WRITTEN REQUEST -> All the data below goes into the copy word for word, but the pictures don't.

[Excerpts from a figure dataset]
──────────────────────────────

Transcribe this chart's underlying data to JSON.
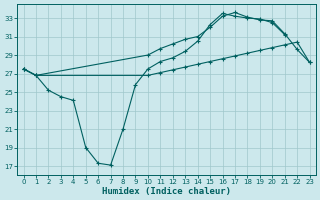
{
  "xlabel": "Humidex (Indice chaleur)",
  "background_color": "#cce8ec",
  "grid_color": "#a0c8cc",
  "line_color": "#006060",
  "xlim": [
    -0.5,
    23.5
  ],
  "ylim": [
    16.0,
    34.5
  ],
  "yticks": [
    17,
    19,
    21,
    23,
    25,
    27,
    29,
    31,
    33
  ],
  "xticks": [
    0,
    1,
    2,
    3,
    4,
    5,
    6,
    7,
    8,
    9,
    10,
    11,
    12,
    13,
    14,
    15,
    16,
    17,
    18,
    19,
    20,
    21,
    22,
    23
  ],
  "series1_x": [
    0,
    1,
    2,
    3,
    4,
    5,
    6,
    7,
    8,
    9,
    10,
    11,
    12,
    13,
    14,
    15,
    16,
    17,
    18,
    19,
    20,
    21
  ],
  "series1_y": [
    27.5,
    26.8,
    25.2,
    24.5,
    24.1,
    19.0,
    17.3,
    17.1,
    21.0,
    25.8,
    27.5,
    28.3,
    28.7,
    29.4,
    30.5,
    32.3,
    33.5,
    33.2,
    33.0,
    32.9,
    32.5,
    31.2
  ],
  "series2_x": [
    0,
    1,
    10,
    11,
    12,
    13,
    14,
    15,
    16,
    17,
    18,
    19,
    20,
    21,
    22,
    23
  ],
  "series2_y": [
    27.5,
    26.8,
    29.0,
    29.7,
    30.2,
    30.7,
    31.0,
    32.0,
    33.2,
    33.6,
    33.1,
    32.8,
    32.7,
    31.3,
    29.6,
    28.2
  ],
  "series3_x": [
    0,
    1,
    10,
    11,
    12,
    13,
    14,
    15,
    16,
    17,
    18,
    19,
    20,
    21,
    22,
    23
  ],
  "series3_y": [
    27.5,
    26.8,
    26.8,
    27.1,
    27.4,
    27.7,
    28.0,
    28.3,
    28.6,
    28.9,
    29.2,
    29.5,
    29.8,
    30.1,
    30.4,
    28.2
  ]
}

──────────────────────────────

FULL ANSWER ->
Transcribe this chart's underlying data to JSON.
{
  "xlabel": "Humidex (Indice chaleur)",
  "background_color": "#cce8ec",
  "grid_color": "#a0c8cc",
  "line_color": "#006060",
  "xlim": [
    -0.5,
    23.5
  ],
  "ylim": [
    16.0,
    34.5
  ],
  "yticks": [
    17,
    19,
    21,
    23,
    25,
    27,
    29,
    31,
    33
  ],
  "xticks": [
    0,
    1,
    2,
    3,
    4,
    5,
    6,
    7,
    8,
    9,
    10,
    11,
    12,
    13,
    14,
    15,
    16,
    17,
    18,
    19,
    20,
    21,
    22,
    23
  ],
  "series1_x": [
    0,
    1,
    2,
    3,
    4,
    5,
    6,
    7,
    8,
    9,
    10,
    11,
    12,
    13,
    14,
    15,
    16,
    17,
    18,
    19,
    20,
    21
  ],
  "series1_y": [
    27.5,
    26.8,
    25.2,
    24.5,
    24.1,
    19.0,
    17.3,
    17.1,
    21.0,
    25.8,
    27.5,
    28.3,
    28.7,
    29.4,
    30.5,
    32.3,
    33.5,
    33.2,
    33.0,
    32.9,
    32.5,
    31.2
  ],
  "series2_x": [
    0,
    1,
    10,
    11,
    12,
    13,
    14,
    15,
    16,
    17,
    18,
    19,
    20,
    21,
    22,
    23
  ],
  "series2_y": [
    27.5,
    26.8,
    29.0,
    29.7,
    30.2,
    30.7,
    31.0,
    32.0,
    33.2,
    33.6,
    33.1,
    32.8,
    32.7,
    31.3,
    29.6,
    28.2
  ],
  "series3_x": [
    0,
    1,
    10,
    11,
    12,
    13,
    14,
    15,
    16,
    17,
    18,
    19,
    20,
    21,
    22,
    23
  ],
  "series3_y": [
    27.5,
    26.8,
    26.8,
    27.1,
    27.4,
    27.7,
    28.0,
    28.3,
    28.6,
    28.9,
    29.2,
    29.5,
    29.8,
    30.1,
    30.4,
    28.2
  ]
}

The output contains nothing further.